AIM → The listing below should be copied in full, word for word.

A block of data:
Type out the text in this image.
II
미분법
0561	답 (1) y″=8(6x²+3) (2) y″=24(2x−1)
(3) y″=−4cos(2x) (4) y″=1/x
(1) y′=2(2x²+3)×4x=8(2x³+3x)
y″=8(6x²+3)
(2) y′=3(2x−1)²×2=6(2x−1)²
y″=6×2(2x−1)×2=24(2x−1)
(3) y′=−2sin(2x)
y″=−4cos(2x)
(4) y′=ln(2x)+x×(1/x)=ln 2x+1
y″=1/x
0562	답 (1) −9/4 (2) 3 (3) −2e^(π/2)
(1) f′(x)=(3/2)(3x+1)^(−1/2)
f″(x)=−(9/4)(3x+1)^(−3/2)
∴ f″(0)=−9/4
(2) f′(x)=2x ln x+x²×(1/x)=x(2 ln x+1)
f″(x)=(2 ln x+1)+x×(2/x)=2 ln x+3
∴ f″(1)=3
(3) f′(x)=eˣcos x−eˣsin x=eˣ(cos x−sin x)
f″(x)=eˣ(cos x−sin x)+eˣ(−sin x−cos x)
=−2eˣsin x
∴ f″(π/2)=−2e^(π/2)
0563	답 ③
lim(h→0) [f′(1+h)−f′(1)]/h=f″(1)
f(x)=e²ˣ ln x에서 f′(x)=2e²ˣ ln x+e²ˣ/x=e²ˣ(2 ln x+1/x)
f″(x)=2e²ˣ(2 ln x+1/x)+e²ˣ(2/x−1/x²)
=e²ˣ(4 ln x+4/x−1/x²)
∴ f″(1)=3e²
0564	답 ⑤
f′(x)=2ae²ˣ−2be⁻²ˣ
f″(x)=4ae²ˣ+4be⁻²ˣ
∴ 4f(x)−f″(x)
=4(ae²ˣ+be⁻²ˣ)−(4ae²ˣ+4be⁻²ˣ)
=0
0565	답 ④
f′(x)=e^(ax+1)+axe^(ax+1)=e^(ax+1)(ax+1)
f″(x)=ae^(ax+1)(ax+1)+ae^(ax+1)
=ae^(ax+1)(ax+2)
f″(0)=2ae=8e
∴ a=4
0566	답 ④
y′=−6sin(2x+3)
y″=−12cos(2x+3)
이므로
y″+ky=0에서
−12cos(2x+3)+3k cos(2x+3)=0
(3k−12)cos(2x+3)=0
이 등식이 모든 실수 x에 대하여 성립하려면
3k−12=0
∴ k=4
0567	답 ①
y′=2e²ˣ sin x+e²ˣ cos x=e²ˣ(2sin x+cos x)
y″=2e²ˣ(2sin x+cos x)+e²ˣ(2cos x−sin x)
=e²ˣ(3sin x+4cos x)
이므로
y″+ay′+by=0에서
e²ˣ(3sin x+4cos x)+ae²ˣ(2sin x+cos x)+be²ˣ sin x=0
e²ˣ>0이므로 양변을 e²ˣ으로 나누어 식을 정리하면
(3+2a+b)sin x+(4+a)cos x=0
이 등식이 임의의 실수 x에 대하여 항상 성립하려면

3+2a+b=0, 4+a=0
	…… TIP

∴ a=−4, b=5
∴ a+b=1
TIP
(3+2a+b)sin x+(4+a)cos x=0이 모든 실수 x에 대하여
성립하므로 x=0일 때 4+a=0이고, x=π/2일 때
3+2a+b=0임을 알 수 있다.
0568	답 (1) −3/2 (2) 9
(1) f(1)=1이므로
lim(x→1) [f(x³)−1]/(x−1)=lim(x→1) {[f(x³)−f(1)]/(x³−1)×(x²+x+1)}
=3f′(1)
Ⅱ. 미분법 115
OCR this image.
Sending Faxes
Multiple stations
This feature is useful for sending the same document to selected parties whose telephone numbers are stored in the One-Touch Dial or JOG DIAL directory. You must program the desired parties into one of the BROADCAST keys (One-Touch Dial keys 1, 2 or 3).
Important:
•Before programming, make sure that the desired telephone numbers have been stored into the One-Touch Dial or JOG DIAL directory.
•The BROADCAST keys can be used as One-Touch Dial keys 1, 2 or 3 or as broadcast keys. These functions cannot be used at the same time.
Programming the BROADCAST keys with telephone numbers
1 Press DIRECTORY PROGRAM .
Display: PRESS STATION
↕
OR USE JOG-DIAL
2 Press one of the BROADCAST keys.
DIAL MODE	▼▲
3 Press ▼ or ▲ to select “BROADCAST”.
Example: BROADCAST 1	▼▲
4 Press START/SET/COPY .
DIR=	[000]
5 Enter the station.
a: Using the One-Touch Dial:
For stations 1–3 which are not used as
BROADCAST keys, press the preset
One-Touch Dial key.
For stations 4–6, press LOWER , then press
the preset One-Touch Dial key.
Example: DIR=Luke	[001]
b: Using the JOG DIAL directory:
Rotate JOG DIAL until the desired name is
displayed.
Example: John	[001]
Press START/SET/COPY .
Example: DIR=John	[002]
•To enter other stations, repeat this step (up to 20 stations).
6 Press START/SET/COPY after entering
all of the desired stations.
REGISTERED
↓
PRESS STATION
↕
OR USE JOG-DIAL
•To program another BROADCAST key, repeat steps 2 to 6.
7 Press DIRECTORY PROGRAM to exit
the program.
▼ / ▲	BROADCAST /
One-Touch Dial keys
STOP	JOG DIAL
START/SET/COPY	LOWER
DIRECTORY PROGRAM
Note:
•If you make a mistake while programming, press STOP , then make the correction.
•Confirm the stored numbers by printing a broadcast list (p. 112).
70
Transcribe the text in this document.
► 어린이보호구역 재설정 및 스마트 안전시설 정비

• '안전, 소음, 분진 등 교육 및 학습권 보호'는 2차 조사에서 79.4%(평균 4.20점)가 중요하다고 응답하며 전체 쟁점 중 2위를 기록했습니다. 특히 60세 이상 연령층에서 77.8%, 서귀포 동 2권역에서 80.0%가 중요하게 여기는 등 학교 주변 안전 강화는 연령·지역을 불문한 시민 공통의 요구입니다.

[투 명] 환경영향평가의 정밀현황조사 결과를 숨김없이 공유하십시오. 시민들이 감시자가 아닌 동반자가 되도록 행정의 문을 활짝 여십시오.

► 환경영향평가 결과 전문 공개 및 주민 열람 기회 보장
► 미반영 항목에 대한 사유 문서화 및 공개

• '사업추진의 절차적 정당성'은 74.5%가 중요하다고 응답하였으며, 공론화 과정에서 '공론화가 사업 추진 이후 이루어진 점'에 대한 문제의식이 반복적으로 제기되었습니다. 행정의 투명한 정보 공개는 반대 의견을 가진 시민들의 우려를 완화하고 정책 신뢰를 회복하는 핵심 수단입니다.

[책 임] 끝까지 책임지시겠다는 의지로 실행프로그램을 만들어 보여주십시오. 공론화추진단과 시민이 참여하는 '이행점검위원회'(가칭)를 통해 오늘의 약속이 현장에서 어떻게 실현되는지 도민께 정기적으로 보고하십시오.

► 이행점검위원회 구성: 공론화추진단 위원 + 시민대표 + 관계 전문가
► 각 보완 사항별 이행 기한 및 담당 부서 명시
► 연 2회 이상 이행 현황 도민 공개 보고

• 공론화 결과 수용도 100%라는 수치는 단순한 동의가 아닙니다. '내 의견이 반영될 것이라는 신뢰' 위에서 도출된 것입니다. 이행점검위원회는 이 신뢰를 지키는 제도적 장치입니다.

FULL ANSWER →
Type out the text in this image.
II
미분법
0561	답 (1) y″=8(6x²+3) (2) y″=24(2x−1)
(3) y″=−4cos(2x) (4) y″=1/x
(1) y′=2(2x²+3)×4x=8(2x³+3x)
y″=8(6x²+3)
(2) y′=3(2x−1)²×2=6(2x−1)²
y″=6×2(2x−1)×2=24(2x−1)
(3) y′=−2sin(2x)
y″=−4cos(2x)
(4) y′=ln(2x)+x×(1/x)=ln 2x+1
y″=1/x
0562	답 (1) −9/4 (2) 3 (3) −2e^(π/2)
(1) f′(x)=(3/2)(3x+1)^(−1/2)
f″(x)=−(9/4)(3x+1)^(−3/2)
∴ f″(0)=−9/4
(2) f′(x)=2x ln x+x²×(1/x)=x(2 ln x+1)
f″(x)=(2 ln x+1)+x×(2/x)=2 ln x+3
∴ f″(1)=3
(3) f′(x)=eˣcos x−eˣsin x=eˣ(cos x−sin x)
f″(x)=eˣ(cos x−sin x)+eˣ(−sin x−cos x)
=−2eˣsin x
∴ f″(π/2)=−2e^(π/2)
0563	답 ③
lim(h→0) [f′(1+h)−f′(1)]/h=f″(1)
f(x)=e²ˣ ln x에서 f′(x)=2e²ˣ ln x+e²ˣ/x=e²ˣ(2 ln x+1/x)
f″(x)=2e²ˣ(2 ln x+1/x)+e²ˣ(2/x−1/x²)
=e²ˣ(4 ln x+4/x−1/x²)
∴ f″(1)=3e²
0564	답 ⑤
f′(x)=2ae²ˣ−2be⁻²ˣ
f″(x)=4ae²ˣ+4be⁻²ˣ
∴ 4f(x)−f″(x)
=4(ae²ˣ+be⁻²ˣ)−(4ae²ˣ+4be⁻²ˣ)
=0
0565	답 ④
f′(x)=e^(ax+1)+axe^(ax+1)=e^(ax+1)(ax+1)
f″(x)=ae^(ax+1)(ax+1)+ae^(ax+1)
=ae^(ax+1)(ax+2)
f″(0)=2ae=8e
∴ a=4
0566	답 ④
y′=−6sin(2x+3)
y″=−12cos(2x+3)
이므로
y″+ky=0에서
−12cos(2x+3)+3k cos(2x+3)=0
(3k−12)cos(2x+3)=0
이 등식이 모든 실수 x에 대하여 성립하려면
3k−12=0
∴ k=4
0567	답 ①
y′=2e²ˣ sin x+e²ˣ cos x=e²ˣ(2sin x+cos x)
y″=2e²ˣ(2sin x+cos x)+e²ˣ(2cos x−sin x)
=e²ˣ(3sin x+4cos x)
이므로
y″+ay′+by=0에서
e²ˣ(3sin x+4cos x)+ae²ˣ(2sin x+cos x)+be²ˣ sin x=0
e²ˣ>0이므로 양변을 e²ˣ으로 나누어 식을 정리하면
(3+2a+b)sin x+(4+a)cos x=0
이 등식이 임의의 실수 x에 대하여 항상 성립하려면

3+2a+b=0, 4+a=0
	…… TIP

∴ a=−4, b=5
∴ a+b=1
TIP
(3+2a+b)sin x+(4+a)cos x=0이 모든 실수 x에 대하여
성립하므로 x=0일 때 4+a=0이고, x=π/2일 때
3+2a+b=0임을 알 수 있다.
0568	답 (1) −3/2 (2) 9
(1) f(1)=1이므로
lim(x→1) [f(x³)−1]/(x−1)=lim(x→1) {[f(x³)−f(1)]/(x³−1)×(x²+x+1)}
=3f′(1)
Ⅱ. 미분법 115
OCR this image.
Sending Faxes
Multiple stations
This feature is useful for sending the same document to selected parties whose telephone numbers are stored in the One-Touch Dial or JOG DIAL directory. You must program the desired parties into one of the BROADCAST keys (One-Touch Dial keys 1, 2 or 3).
Important:
•Before programming, make sure that the desired telephone numbers have been stored into the One-Touch Dial or JOG DIAL directory.
•The BROADCAST keys can be used as One-Touch Dial keys 1, 2 or 3 or as broadcast keys. These functions cannot be used at the same time.
Programming the BROADCAST keys with telephone numbers
1 Press DIRECTORY PROGRAM .
Display: PRESS STATION
↕
OR USE JOG-DIAL
2 Press one of the BROADCAST keys.
DIAL MODE	▼▲
3 Press ▼ or ▲ to select “BROADCAST”.
Example: BROADCAST 1	▼▲
4 Press START/SET/COPY .
DIR=	[000]
5 Enter the station.
a: Using the One-Touch Dial:
For stations 1–3 which are not used as
BROADCAST keys, press the preset
One-Touch Dial key.
For stations 4–6, press LOWER , then press
the preset One-Touch Dial key.
Example: DIR=Luke	[001]
b: Using the JOG DIAL directory:
Rotate JOG DIAL until the desired name is
displayed.
Example: John	[001]
Press START/SET/COPY .
Example: DIR=John	[002]
•To enter other stations, repeat this step (up to 20 stations).
6 Press START/SET/COPY after entering
all of the desired stations.
REGISTERED
↓
PRESS STATION
↕
OR USE JOG-DIAL
•To program another BROADCAST key, repeat steps 2 to 6.
7 Press DIRECTORY PROGRAM to exit
the program.
▼ / ▲	BROADCAST /
One-Touch Dial keys
STOP	JOG DIAL
START/SET/COPY	LOWER
DIRECTORY PROGRAM
Note:
•If you make a mistake while programming, press STOP , then make the correction.
•Confirm the stored numbers by printing a broadcast list (p. 112).
70
Transcribe the text in this document.
► 어린이보호구역 재설정 및 스마트 안전시설 정비

• '안전, 소음, 분진 등 교육 및 학습권 보호'는 2차 조사에서 79.4%(평균 4.20점)가 중요하다고 응답하며 전체 쟁점 중 2위를 기록했습니다. 특히 60세 이상 연령층에서 77.8%, 서귀포 동 2권역에서 80.0%가 중요하게 여기는 등 학교 주변 안전 강화는 연령·지역을 불문한 시민 공통의 요구입니다.

[투 명] 환경영향평가의 정밀현황조사 결과를 숨김없이 공유하십시오. 시민들이 감시자가 아닌 동반자가 되도록 행정의 문을 활짝 여십시오.

► 환경영향평가 결과 전문 공개 및 주민 열람 기회 보장
► 미반영 항목에 대한 사유 문서화 및 공개

• '사업추진의 절차적 정당성'은 74.5%가 중요하다고 응답하였으며, 공론화 과정에서 '공론화가 사업 추진 이후 이루어진 점'에 대한 문제의식이 반복적으로 제기되었습니다. 행정의 투명한 정보 공개는 반대 의견을 가진 시민들의 우려를 완화하고 정책 신뢰를 회복하는 핵심 수단입니다.

[책 임] 끝까지 책임지시겠다는 의지로 실행프로그램을 만들어 보여주십시오. 공론화추진단과 시민이 참여하는 '이행점검위원회'(가칭)를 통해 오늘의 약속이 현장에서 어떻게 실현되는지 도민께 정기적으로 보고하십시오.

► 이행점검위원회 구성: 공론화추진단 위원 + 시민대표 + 관계 전문가
► 각 보완 사항별 이행 기한 및 담당 부서 명시
► 연 2회 이상 이행 현황 도민 공개 보고

• 공론화 결과 수용도 100%라는 수치는 단순한 동의가 아닙니다. '내 의견이 반영될 것이라는 신뢰' 위에서 도출된 것입니다. 이행점검위원회는 이 신뢰를 지키는 제도적 장치입니다.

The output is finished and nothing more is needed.